Print the entries that appear below, exactly as written and without their pictures.

_INFORMATION SUPPLIED_
▶

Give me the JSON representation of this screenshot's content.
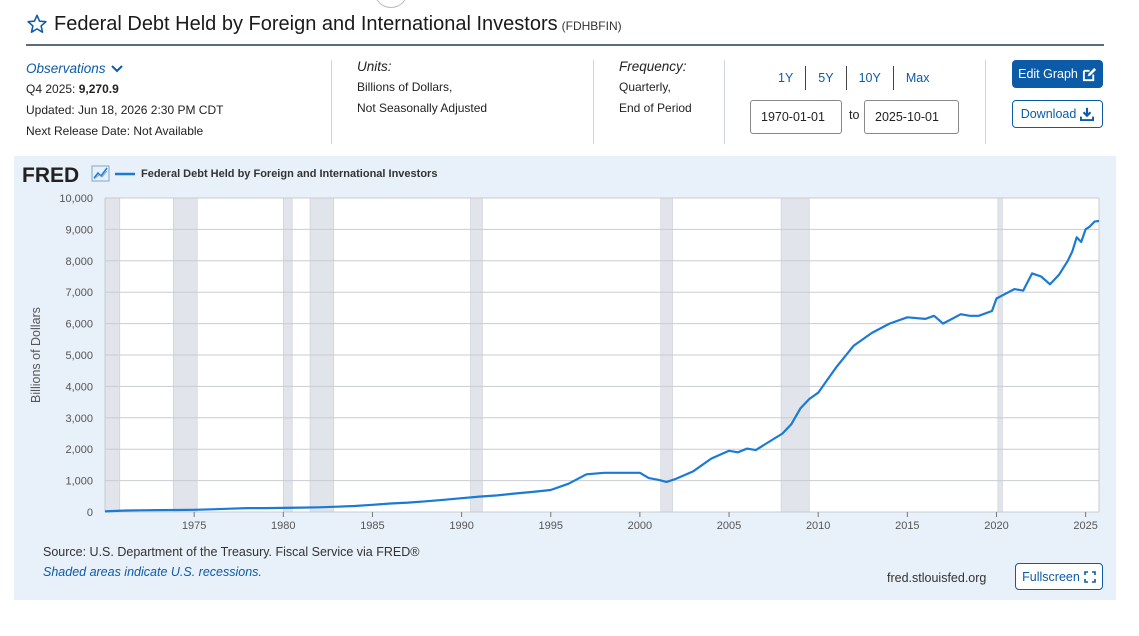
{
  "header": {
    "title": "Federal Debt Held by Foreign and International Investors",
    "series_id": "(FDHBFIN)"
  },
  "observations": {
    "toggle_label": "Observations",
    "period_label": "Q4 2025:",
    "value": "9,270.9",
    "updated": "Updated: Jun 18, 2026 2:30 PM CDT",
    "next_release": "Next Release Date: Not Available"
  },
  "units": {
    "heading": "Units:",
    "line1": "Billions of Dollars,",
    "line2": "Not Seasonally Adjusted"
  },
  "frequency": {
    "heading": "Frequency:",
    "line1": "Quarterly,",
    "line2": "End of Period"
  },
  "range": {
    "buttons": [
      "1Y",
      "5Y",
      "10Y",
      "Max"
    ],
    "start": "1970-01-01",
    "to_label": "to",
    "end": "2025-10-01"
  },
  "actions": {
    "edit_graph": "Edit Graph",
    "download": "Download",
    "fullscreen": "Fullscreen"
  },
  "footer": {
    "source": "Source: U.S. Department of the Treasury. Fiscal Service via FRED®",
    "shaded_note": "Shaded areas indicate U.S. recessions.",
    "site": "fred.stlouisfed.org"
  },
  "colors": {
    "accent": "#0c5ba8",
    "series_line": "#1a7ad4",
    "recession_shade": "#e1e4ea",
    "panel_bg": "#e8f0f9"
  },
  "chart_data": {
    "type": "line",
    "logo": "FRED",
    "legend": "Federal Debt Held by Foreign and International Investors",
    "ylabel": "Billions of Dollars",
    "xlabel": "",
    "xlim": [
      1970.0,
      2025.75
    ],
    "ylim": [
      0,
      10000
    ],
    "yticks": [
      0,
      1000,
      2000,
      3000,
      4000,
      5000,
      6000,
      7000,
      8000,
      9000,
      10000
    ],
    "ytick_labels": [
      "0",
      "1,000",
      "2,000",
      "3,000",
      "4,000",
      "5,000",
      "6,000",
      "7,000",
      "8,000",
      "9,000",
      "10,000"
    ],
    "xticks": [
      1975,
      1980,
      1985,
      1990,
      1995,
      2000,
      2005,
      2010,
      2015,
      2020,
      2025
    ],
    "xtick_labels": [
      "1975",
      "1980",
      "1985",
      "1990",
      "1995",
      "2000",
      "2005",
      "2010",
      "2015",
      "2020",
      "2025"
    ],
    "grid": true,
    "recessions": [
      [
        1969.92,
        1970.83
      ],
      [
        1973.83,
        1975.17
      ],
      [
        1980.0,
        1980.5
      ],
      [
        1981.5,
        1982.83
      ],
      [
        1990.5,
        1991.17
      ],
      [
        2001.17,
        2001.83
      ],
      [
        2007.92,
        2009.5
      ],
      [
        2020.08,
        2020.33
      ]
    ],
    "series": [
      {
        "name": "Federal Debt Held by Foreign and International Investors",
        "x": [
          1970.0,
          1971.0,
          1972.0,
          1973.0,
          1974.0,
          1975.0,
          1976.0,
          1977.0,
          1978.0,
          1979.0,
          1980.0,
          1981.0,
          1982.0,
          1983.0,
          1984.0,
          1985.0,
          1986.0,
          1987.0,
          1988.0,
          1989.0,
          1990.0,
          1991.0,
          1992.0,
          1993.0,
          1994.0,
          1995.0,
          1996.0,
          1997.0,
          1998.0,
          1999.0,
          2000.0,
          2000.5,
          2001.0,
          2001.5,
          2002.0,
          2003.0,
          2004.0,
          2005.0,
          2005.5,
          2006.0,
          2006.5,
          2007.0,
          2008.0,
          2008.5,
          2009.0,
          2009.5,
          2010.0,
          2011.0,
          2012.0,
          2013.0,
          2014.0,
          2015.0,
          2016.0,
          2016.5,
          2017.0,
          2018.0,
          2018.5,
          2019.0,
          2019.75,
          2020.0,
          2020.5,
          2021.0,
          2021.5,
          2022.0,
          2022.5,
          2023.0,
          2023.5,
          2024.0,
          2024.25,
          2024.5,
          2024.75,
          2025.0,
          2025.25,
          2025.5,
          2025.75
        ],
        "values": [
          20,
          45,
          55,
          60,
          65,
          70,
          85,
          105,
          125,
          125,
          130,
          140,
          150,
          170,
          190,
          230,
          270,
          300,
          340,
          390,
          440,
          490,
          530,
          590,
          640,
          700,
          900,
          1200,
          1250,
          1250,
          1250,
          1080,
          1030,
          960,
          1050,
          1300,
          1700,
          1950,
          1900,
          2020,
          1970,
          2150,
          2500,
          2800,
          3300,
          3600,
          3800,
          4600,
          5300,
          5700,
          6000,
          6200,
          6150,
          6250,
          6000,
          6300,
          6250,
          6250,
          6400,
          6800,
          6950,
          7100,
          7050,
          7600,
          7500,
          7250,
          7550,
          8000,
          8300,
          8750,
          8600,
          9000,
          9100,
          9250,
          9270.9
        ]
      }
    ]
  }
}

◀

_OUTPUT OF THE TASK_
Give me the JSON representation of this screenshot's content.
{
  "header": {
    "title": "Federal Debt Held by Foreign and International Investors",
    "series_id": "(FDHBFIN)"
  },
  "observations": {
    "toggle_label": "Observations",
    "period_label": "Q4 2025:",
    "value": "9,270.9",
    "updated": "Updated: Jun 18, 2026 2:30 PM CDT",
    "next_release": "Next Release Date: Not Available"
  },
  "units": {
    "heading": "Units:",
    "line1": "Billions of Dollars,",
    "line2": "Not Seasonally Adjusted"
  },
  "frequency": {
    "heading": "Frequency:",
    "line1": "Quarterly,",
    "line2": "End of Period"
  },
  "range": {
    "buttons": [
      "1Y",
      "5Y",
      "10Y",
      "Max"
    ],
    "start": "1970-01-01",
    "to_label": "to",
    "end": "2025-10-01"
  },
  "actions": {
    "edit_graph": "Edit Graph",
    "download": "Download",
    "fullscreen": "Fullscreen"
  },
  "footer": {
    "source": "Source: U.S. Department of the Treasury. Fiscal Service via FRED®",
    "shaded_note": "Shaded areas indicate U.S. recessions.",
    "site": "fred.stlouisfed.org"
  },
  "colors": {
    "accent": "#0c5ba8",
    "series_line": "#1a7ad4",
    "recession_shade": "#e1e4ea",
    "panel_bg": "#e8f0f9"
  },
  "chart_data": {
    "type": "line",
    "logo": "FRED",
    "legend": "Federal Debt Held by Foreign and International Investors",
    "ylabel": "Billions of Dollars",
    "xlabel": "",
    "xlim": [
      1970.0,
      2025.75
    ],
    "ylim": [
      0,
      10000
    ],
    "yticks": [
      0,
      1000,
      2000,
      3000,
      4000,
      5000,
      6000,
      7000,
      8000,
      9000,
      10000
    ],
    "ytick_labels": [
      "0",
      "1,000",
      "2,000",
      "3,000",
      "4,000",
      "5,000",
      "6,000",
      "7,000",
      "8,000",
      "9,000",
      "10,000"
    ],
    "xticks": [
      1975,
      1980,
      1985,
      1990,
      1995,
      2000,
      2005,
      2010,
      2015,
      2020,
      2025
    ],
    "xtick_labels": [
      "1975",
      "1980",
      "1985",
      "1990",
      "1995",
      "2000",
      "2005",
      "2010",
      "2015",
      "2020",
      "2025"
    ],
    "grid": true,
    "recessions": [
      [
        1969.92,
        1970.83
      ],
      [
        1973.83,
        1975.17
      ],
      [
        1980.0,
        1980.5
      ],
      [
        1981.5,
        1982.83
      ],
      [
        1990.5,
        1991.17
      ],
      [
        2001.17,
        2001.83
      ],
      [
        2007.92,
        2009.5
      ],
      [
        2020.08,
        2020.33
      ]
    ],
    "series": [
      {
        "name": "Federal Debt Held by Foreign and International Investors",
        "x": [
          1970.0,
          1971.0,
          1972.0,
          1973.0,
          1974.0,
          1975.0,
          1976.0,
          1977.0,
          1978.0,
          1979.0,
          1980.0,
          1981.0,
          1982.0,
          1983.0,
          1984.0,
          1985.0,
          1986.0,
          1987.0,
          1988.0,
          1989.0,
          1990.0,
          1991.0,
          1992.0,
          1993.0,
          1994.0,
          1995.0,
          1996.0,
          1997.0,
          1998.0,
          1999.0,
          2000.0,
          2000.5,
          2001.0,
          2001.5,
          2002.0,
          2003.0,
          2004.0,
          2005.0,
          2005.5,
          2006.0,
          2006.5,
          2007.0,
          2008.0,
          2008.5,
          2009.0,
          2009.5,
          2010.0,
          2011.0,
          2012.0,
          2013.0,
          2014.0,
          2015.0,
          2016.0,
          2016.5,
          2017.0,
          2018.0,
          2018.5,
          2019.0,
          2019.75,
          2020.0,
          2020.5,
          2021.0,
          2021.5,
          2022.0,
          2022.5,
          2023.0,
          2023.5,
          2024.0,
          2024.25,
          2024.5,
          2024.75,
          2025.0,
          2025.25,
          2025.5,
          2025.75
        ],
        "values": [
          20,
          45,
          55,
          60,
          65,
          70,
          85,
          105,
          125,
          125,
          130,
          140,
          150,
          170,
          190,
          230,
          270,
          300,
          340,
          390,
          440,
          490,
          530,
          590,
          640,
          700,
          900,
          1200,
          1250,
          1250,
          1250,
          1080,
          1030,
          960,
          1050,
          1300,
          1700,
          1950,
          1900,
          2020,
          1970,
          2150,
          2500,
          2800,
          3300,
          3600,
          3800,
          4600,
          5300,
          5700,
          6000,
          6200,
          6150,
          6250,
          6000,
          6300,
          6250,
          6250,
          6400,
          6800,
          6950,
          7100,
          7050,
          7600,
          7500,
          7250,
          7550,
          8000,
          8300,
          8750,
          8600,
          9000,
          9100,
          9250,
          9270.9
        ]
      }
    ]
  }
}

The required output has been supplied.